** Start Material provided **

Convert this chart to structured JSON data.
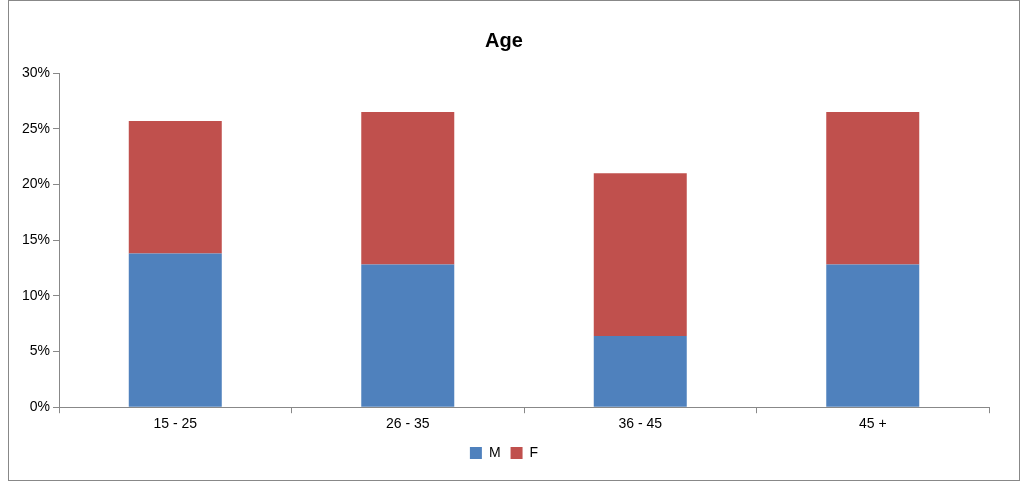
{
  "chart_data": {
    "type": "bar",
    "title": "Age",
    "categories": [
      "15 - 25",
      "26 - 35",
      "36 - 45",
      "45 +"
    ],
    "stacked": true,
    "series": [
      {
        "name": "M",
        "color": "#4f81bd",
        "values": [
          13.8,
          12.8,
          6.4,
          12.8
        ]
      },
      {
        "name": "F",
        "color": "#c0504d",
        "values": [
          11.9,
          13.7,
          14.6,
          13.7
        ]
      }
    ],
    "ylim": [
      0,
      30
    ],
    "yticks": [
      {
        "value": 0,
        "label": "0%"
      },
      {
        "value": 5,
        "label": "5%"
      },
      {
        "value": 10,
        "label": "10%"
      },
      {
        "value": 15,
        "label": "15%"
      },
      {
        "value": 20,
        "label": "20%"
      },
      {
        "value": 25,
        "label": "25%"
      },
      {
        "value": 30,
        "label": "30%"
      }
    ],
    "grid": false,
    "legend": "bottom"
  }
}
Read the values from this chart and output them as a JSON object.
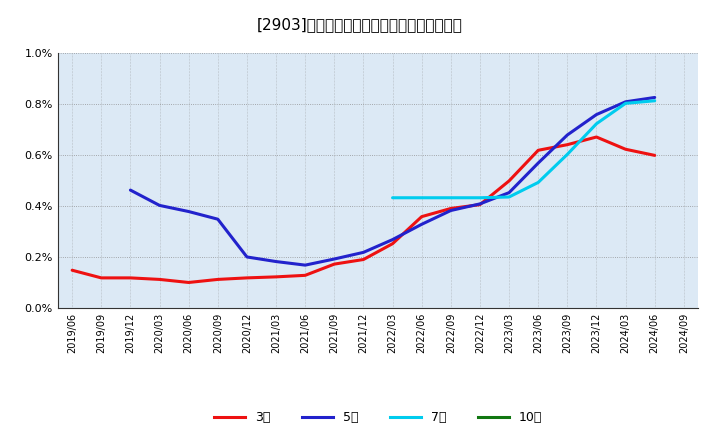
{
  "title": "[2903]　経常利益マージンの標準偏差の推移",
  "background_color": "#ffffff",
  "plot_bg_color": "#dce9f5",
  "grid_color": "#888888",
  "ylim": [
    0.0,
    0.01
  ],
  "yticks": [
    0.0,
    0.002,
    0.004,
    0.006,
    0.008,
    0.01
  ],
  "ytick_labels": [
    "0.0%",
    "0.2%",
    "0.4%",
    "0.6%",
    "0.8%",
    "1.0%"
  ],
  "x_labels": [
    "2019/06",
    "2019/09",
    "2019/12",
    "2020/03",
    "2020/06",
    "2020/09",
    "2020/12",
    "2021/03",
    "2021/06",
    "2021/09",
    "2021/12",
    "2022/03",
    "2022/06",
    "2022/09",
    "2022/12",
    "2023/03",
    "2023/06",
    "2023/09",
    "2023/12",
    "2024/03",
    "2024/06",
    "2024/09"
  ],
  "series_order": [
    "3年",
    "5年",
    "7年",
    "10年"
  ],
  "series": {
    "3年": {
      "color": "#ee1111",
      "linewidth": 2.2,
      "data_x": [
        0,
        1,
        2,
        3,
        4,
        5,
        6,
        7,
        8,
        9,
        10,
        11,
        12,
        13,
        14,
        15,
        16,
        17,
        18,
        19,
        20
      ],
      "data_y": [
        0.00148,
        0.00118,
        0.00118,
        0.00112,
        0.001,
        0.00112,
        0.00118,
        0.00122,
        0.00128,
        0.00172,
        0.0019,
        0.00252,
        0.00358,
        0.0039,
        0.00405,
        0.00498,
        0.00618,
        0.0064,
        0.0067,
        0.00622,
        0.00598
      ]
    },
    "5年": {
      "color": "#2222cc",
      "linewidth": 2.2,
      "data_x": [
        2,
        3,
        4,
        5,
        6,
        7,
        8,
        9,
        10,
        11,
        12,
        13,
        14,
        15,
        16,
        17,
        18,
        19,
        20
      ],
      "data_y": [
        0.00462,
        0.00402,
        0.00378,
        0.00348,
        0.002,
        0.00182,
        0.00168,
        0.00192,
        0.00218,
        0.00268,
        0.00328,
        0.00382,
        0.00408,
        0.00452,
        0.00568,
        0.00678,
        0.00758,
        0.00808,
        0.00825
      ]
    },
    "7年": {
      "color": "#00ccee",
      "linewidth": 2.2,
      "data_x": [
        11,
        12,
        13,
        14,
        15,
        16,
        17,
        18,
        19,
        20
      ],
      "data_y": [
        0.00432,
        0.00432,
        0.00432,
        0.00432,
        0.00435,
        0.00492,
        0.00602,
        0.00722,
        0.00802,
        0.00812
      ]
    },
    "10年": {
      "color": "#117711",
      "linewidth": 2.2,
      "data_x": [],
      "data_y": []
    }
  },
  "legend_labels": [
    "3年",
    "5年",
    "7年",
    "10年"
  ],
  "legend_colors": [
    "#ee1111",
    "#2222cc",
    "#00ccee",
    "#117711"
  ]
}
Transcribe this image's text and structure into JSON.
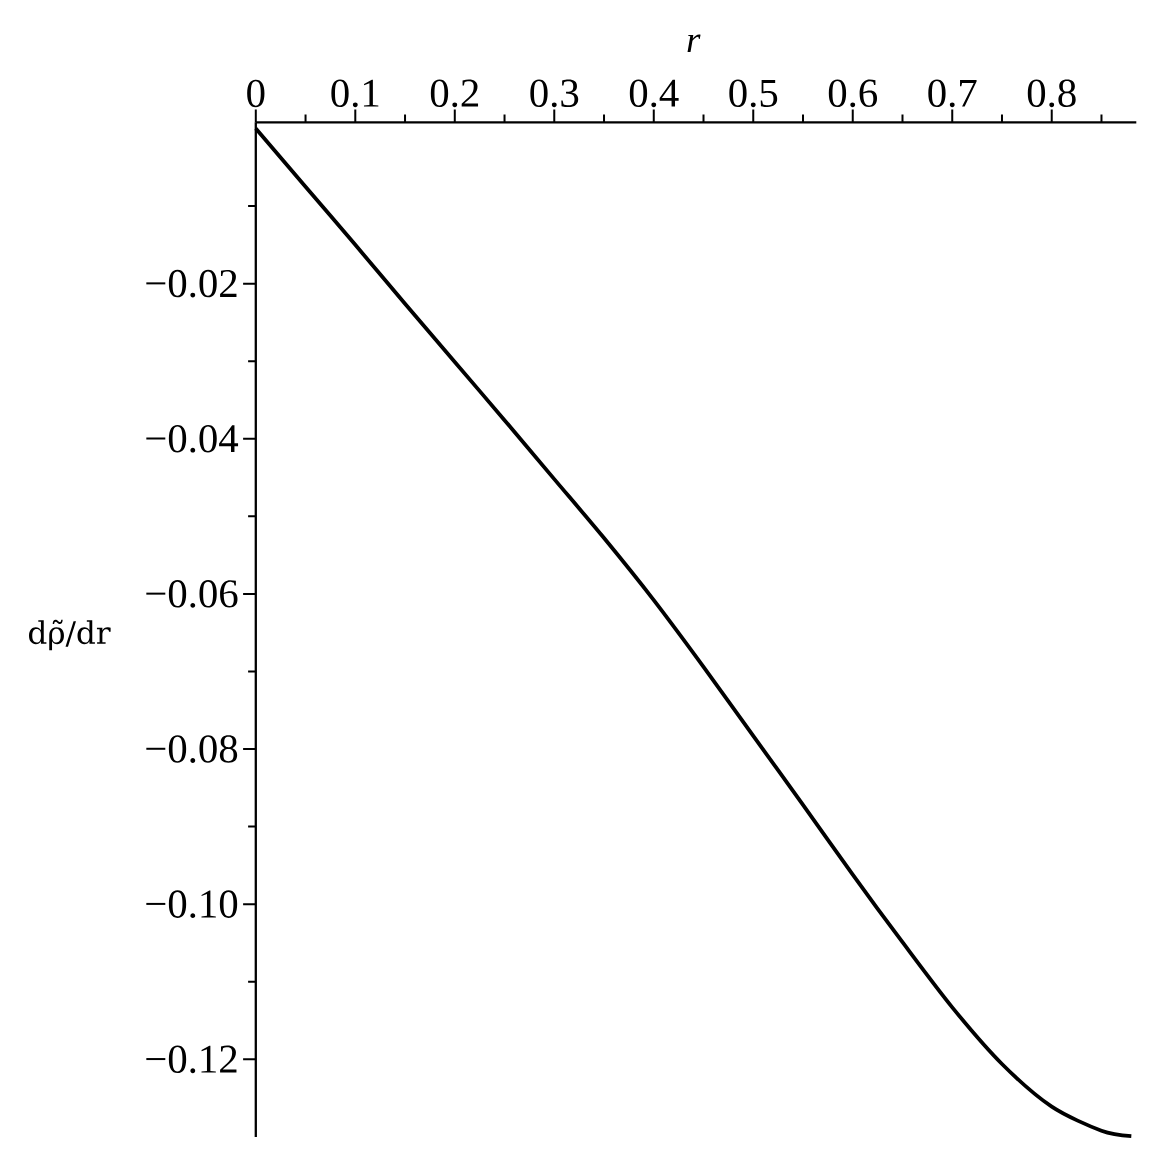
{
  "chart_data": {
    "type": "line",
    "xlabel": "r",
    "ylabel": "dρ̃/dr",
    "x": [
      0,
      0.05,
      0.1,
      0.15,
      0.2,
      0.25,
      0.3,
      0.35,
      0.4,
      0.45,
      0.5,
      0.55,
      0.6,
      0.65,
      0.7,
      0.75,
      0.8,
      0.85,
      0.88
    ],
    "series": [
      {
        "color": "#000000",
        "values": [
          0,
          -0.0075,
          -0.015,
          -0.0226,
          -0.0301,
          -0.0376,
          -0.0452,
          -0.0528,
          -0.0608,
          -0.0694,
          -0.0783,
          -0.0872,
          -0.0962,
          -0.1049,
          -0.1133,
          -0.1206,
          -0.1261,
          -0.1292,
          -0.1299
        ]
      }
    ],
    "xlim": [
      0,
      0.885
    ],
    "ylim": [
      -0.13,
      0.0008
    ],
    "xticks": [
      0,
      {
        "value": 0.05,
        "label": null
      },
      0.1,
      {
        "value": 0.15,
        "label": null
      },
      0.2,
      {
        "value": 0.25,
        "label": null
      },
      0.3,
      {
        "value": 0.35,
        "label": null
      },
      0.4,
      {
        "value": 0.45,
        "label": null
      },
      0.5,
      {
        "value": 0.55,
        "label": null
      },
      0.6,
      {
        "value": 0.65,
        "label": null
      },
      0.7,
      {
        "value": 0.75,
        "label": null
      },
      0.8,
      {
        "value": 0.85,
        "label": null
      }
    ],
    "yticks": [
      {
        "value": -0.01,
        "label": null
      },
      {
        "value": -0.02,
        "label": "−0.02"
      },
      {
        "value": -0.03,
        "label": null
      },
      {
        "value": -0.04,
        "label": "−0.04"
      },
      {
        "value": -0.05,
        "label": null
      },
      {
        "value": -0.06,
        "label": "−0.06"
      },
      {
        "value": -0.07,
        "label": null
      },
      {
        "value": -0.08,
        "label": "−0.08"
      },
      {
        "value": -0.09,
        "label": null
      },
      {
        "value": -0.1,
        "label": "−0.10"
      },
      {
        "value": -0.11,
        "label": null
      },
      {
        "value": -0.12,
        "label": "−0.12"
      }
    ],
    "line_style": "solid"
  }
}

** End Material provided **

- Instructions to follow
Count each line of the data where the word "JSON" appears, then reply with the total only.

- Solution to the problem
3